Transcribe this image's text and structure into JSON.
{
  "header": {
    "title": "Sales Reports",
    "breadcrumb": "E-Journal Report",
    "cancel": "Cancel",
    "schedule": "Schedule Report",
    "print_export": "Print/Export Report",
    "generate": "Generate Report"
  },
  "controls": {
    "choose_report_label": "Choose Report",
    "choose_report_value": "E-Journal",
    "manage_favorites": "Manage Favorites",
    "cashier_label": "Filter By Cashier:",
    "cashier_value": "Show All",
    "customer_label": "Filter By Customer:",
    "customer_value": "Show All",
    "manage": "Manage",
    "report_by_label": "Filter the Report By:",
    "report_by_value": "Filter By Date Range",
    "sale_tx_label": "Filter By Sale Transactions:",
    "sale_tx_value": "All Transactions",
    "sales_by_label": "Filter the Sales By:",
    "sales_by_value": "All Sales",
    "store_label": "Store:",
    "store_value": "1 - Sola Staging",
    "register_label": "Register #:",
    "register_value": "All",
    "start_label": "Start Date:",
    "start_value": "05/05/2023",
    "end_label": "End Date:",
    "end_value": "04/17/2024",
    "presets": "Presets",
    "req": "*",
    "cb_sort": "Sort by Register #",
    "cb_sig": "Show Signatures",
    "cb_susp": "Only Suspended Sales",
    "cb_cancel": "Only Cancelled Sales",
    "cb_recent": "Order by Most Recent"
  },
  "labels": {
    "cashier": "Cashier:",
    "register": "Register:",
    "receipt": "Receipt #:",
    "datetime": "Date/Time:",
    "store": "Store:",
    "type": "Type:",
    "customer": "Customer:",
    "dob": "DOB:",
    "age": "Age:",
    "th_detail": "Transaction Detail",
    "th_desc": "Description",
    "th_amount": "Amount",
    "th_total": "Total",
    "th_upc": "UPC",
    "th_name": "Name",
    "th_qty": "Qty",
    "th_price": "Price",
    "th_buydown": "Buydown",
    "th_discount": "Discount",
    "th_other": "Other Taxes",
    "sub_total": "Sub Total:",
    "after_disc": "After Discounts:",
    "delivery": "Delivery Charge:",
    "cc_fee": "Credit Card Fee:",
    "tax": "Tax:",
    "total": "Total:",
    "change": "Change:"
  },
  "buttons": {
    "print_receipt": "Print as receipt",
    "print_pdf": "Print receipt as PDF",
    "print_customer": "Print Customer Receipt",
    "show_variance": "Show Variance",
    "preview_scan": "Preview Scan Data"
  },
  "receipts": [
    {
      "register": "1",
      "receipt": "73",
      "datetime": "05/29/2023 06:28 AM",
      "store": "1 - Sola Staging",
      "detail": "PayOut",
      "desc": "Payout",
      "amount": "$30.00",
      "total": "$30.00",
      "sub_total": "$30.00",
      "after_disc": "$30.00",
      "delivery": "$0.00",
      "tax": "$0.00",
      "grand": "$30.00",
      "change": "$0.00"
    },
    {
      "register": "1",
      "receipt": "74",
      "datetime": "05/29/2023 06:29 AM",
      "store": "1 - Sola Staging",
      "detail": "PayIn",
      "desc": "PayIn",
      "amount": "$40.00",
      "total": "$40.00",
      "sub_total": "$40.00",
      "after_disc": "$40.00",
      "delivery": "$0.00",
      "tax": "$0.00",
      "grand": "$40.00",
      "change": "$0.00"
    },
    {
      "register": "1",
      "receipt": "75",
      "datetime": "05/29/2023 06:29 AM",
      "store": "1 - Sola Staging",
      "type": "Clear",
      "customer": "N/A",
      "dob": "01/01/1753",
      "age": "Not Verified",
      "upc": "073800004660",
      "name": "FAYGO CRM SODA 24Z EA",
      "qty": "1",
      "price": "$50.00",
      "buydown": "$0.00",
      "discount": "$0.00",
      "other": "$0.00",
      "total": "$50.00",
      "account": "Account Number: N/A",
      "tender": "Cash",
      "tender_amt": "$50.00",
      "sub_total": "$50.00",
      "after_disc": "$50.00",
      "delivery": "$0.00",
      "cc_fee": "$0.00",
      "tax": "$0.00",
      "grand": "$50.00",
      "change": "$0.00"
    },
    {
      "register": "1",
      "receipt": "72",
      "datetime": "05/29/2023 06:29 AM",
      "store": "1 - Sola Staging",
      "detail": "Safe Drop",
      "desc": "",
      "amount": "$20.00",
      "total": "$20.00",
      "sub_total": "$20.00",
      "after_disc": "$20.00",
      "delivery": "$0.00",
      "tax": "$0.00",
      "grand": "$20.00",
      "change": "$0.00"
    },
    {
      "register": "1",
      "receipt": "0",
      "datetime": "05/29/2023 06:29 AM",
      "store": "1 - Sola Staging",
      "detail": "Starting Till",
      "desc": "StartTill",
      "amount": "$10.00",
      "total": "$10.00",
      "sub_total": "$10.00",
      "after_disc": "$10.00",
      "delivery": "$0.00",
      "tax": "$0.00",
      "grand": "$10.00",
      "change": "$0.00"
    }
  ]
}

——

Work to do: Would you reproduce the material above in full, exactly as given?

Complete output:
Transcribe this image's text and structure into JSON.
{
  "header": {
    "title": "Sales Reports",
    "breadcrumb": "E-Journal Report",
    "cancel": "Cancel",
    "schedule": "Schedule Report",
    "print_export": "Print/Export Report",
    "generate": "Generate Report"
  },
  "controls": {
    "choose_report_label": "Choose Report",
    "choose_report_value": "E-Journal",
    "manage_favorites": "Manage Favorites",
    "cashier_label": "Filter By Cashier:",
    "cashier_value": "Show All",
    "customer_label": "Filter By Customer:",
    "customer_value": "Show All",
    "manage": "Manage",
    "report_by_label": "Filter the Report By:",
    "report_by_value": "Filter By Date Range",
    "sale_tx_label": "Filter By Sale Transactions:",
    "sale_tx_value": "All Transactions",
    "sales_by_label": "Filter the Sales By:",
    "sales_by_value": "All Sales",
    "store_label": "Store:",
    "store_value": "1 - Sola Staging",
    "register_label": "Register #:",
    "register_value": "All",
    "start_label": "Start Date:",
    "start_value": "05/05/2023",
    "end_label": "End Date:",
    "end_value": "04/17/2024",
    "presets": "Presets",
    "req": "*",
    "cb_sort": "Sort by Register #",
    "cb_sig": "Show Signatures",
    "cb_susp": "Only Suspended Sales",
    "cb_cancel": "Only Cancelled Sales",
    "cb_recent": "Order by Most Recent"
  },
  "labels": {
    "cashier": "Cashier:",
    "register": "Register:",
    "receipt": "Receipt #:",
    "datetime": "Date/Time:",
    "store": "Store:",
    "type": "Type:",
    "customer": "Customer:",
    "dob": "DOB:",
    "age": "Age:",
    "th_detail": "Transaction Detail",
    "th_desc": "Description",
    "th_amount": "Amount",
    "th_total": "Total",
    "th_upc": "UPC",
    "th_name": "Name",
    "th_qty": "Qty",
    "th_price": "Price",
    "th_buydown": "Buydown",
    "th_discount": "Discount",
    "th_other": "Other Taxes",
    "sub_total": "Sub Total:",
    "after_disc": "After Discounts:",
    "delivery": "Delivery Charge:",
    "cc_fee": "Credit Card Fee:",
    "tax": "Tax:",
    "total": "Total:",
    "change": "Change:"
  },
  "buttons": {
    "print_receipt": "Print as receipt",
    "print_pdf": "Print receipt as PDF",
    "print_customer": "Print Customer Receipt",
    "show_variance": "Show Variance",
    "preview_scan": "Preview Scan Data"
  },
  "receipts": [
    {
      "register": "1",
      "receipt": "73",
      "datetime": "05/29/2023 06:28 AM",
      "store": "1 - Sola Staging",
      "detail": "PayOut",
      "desc": "Payout",
      "amount": "$30.00",
      "total": "$30.00",
      "sub_total": "$30.00",
      "after_disc": "$30.00",
      "delivery": "$0.00",
      "tax": "$0.00",
      "grand": "$30.00",
      "change": "$0.00"
    },
    {
      "register": "1",
      "receipt": "74",
      "datetime": "05/29/2023 06:29 AM",
      "store": "1 - Sola Staging",
      "detail": "PayIn",
      "desc": "PayIn",
      "amount": "$40.00",
      "total": "$40.00",
      "sub_total": "$40.00",
      "after_disc": "$40.00",
      "delivery": "$0.00",
      "tax": "$0.00",
      "grand": "$40.00",
      "change": "$0.00"
    },
    {
      "register": "1",
      "receipt": "75",
      "datetime": "05/29/2023 06:29 AM",
      "store": "1 - Sola Staging",
      "type": "Clear",
      "customer": "N/A",
      "dob": "01/01/1753",
      "age": "Not Verified",
      "upc": "073800004660",
      "name": "FAYGO CRM SODA 24Z EA",
      "qty": "1",
      "price": "$50.00",
      "buydown": "$0.00",
      "discount": "$0.00",
      "other": "$0.00",
      "total": "$50.00",
      "account": "Account Number: N/A",
      "tender": "Cash",
      "tender_amt": "$50.00",
      "sub_total": "$50.00",
      "after_disc": "$50.00",
      "delivery": "$0.00",
      "cc_fee": "$0.00",
      "tax": "$0.00",
      "grand": "$50.00",
      "change": "$0.00"
    },
    {
      "register": "1",
      "receipt": "72",
      "datetime": "05/29/2023 06:29 AM",
      "store": "1 - Sola Staging",
      "detail": "Safe Drop",
      "desc": "",
      "amount": "$20.00",
      "total": "$20.00",
      "sub_total": "$20.00",
      "after_disc": "$20.00",
      "delivery": "$0.00",
      "tax": "$0.00",
      "grand": "$20.00",
      "change": "$0.00"
    },
    {
      "register": "1",
      "receipt": "0",
      "datetime": "05/29/2023 06:29 AM",
      "store": "1 - Sola Staging",
      "detail": "Starting Till",
      "desc": "StartTill",
      "amount": "$10.00",
      "total": "$10.00",
      "sub_total": "$10.00",
      "after_disc": "$10.00",
      "delivery": "$0.00",
      "tax": "$0.00",
      "grand": "$10.00",
      "change": "$0.00"
    }
  ]
}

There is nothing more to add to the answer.